Copy each line below in which the string "text" occurs.
-- BEGIN Input rows --
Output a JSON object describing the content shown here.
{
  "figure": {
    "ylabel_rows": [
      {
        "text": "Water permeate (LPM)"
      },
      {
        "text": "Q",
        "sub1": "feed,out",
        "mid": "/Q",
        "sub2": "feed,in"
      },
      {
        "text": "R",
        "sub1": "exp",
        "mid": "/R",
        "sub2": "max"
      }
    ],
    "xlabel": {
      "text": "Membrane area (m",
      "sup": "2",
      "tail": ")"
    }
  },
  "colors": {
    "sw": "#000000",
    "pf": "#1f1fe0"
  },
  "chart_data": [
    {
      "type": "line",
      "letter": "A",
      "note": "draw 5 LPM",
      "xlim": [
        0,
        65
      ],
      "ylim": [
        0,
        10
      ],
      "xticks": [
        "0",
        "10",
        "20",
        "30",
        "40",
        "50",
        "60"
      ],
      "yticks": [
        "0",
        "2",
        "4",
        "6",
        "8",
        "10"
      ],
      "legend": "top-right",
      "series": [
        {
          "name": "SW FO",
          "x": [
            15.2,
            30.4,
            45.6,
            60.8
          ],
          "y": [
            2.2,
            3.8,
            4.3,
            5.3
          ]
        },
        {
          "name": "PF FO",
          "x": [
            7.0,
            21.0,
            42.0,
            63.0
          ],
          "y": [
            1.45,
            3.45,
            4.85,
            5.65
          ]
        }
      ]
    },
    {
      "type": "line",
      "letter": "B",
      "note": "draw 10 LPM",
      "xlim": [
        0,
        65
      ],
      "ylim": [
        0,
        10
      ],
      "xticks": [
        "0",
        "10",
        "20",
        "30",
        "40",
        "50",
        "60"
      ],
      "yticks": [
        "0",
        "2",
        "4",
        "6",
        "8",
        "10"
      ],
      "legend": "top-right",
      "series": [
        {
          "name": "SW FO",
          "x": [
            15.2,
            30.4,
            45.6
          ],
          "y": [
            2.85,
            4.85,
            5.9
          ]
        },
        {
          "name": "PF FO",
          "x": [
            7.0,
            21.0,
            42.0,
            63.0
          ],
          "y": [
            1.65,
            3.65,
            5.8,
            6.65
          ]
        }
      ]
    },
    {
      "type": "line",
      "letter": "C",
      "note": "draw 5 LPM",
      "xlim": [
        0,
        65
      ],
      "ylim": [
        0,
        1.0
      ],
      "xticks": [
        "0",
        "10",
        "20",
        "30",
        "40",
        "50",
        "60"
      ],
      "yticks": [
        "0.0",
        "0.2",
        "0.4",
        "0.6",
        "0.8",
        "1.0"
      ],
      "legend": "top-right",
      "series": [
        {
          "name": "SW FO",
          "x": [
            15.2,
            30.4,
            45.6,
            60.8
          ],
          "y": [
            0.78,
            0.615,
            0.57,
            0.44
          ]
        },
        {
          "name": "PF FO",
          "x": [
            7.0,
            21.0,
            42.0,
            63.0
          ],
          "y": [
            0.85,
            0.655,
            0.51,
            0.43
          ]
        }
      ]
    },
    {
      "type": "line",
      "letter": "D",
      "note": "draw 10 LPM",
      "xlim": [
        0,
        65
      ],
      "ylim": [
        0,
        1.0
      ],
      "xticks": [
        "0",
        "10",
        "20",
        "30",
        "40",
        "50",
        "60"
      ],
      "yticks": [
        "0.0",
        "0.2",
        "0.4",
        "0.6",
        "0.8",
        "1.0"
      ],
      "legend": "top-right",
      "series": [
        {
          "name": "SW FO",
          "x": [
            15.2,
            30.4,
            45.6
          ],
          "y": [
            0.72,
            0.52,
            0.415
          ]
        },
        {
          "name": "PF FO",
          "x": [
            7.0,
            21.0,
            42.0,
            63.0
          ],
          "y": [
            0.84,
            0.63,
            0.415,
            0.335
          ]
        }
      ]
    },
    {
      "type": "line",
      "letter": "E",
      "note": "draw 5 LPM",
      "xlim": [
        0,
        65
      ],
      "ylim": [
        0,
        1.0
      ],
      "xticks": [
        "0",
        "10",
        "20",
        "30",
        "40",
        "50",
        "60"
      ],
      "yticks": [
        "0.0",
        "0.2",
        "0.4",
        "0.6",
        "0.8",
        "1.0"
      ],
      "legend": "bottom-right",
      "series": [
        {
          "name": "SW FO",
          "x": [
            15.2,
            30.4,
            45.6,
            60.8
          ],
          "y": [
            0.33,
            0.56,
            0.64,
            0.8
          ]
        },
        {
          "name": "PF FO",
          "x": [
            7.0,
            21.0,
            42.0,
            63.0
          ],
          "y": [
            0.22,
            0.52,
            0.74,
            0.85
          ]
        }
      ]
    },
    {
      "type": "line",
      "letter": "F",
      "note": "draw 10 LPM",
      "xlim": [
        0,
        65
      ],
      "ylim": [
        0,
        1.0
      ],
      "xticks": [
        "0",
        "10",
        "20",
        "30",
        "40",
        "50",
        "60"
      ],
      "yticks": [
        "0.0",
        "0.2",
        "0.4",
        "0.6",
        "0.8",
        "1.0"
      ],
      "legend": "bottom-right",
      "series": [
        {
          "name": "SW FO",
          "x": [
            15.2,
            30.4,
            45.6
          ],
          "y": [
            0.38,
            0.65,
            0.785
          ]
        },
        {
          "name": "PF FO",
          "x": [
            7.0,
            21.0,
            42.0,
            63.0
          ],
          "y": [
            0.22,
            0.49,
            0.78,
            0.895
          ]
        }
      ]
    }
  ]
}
-- END Input rows --
▸ Exercise solution
        "text": "Water permeate (LPM)"
        "text": "Q",
        "text": "R",
      "text": "Membrane area (m",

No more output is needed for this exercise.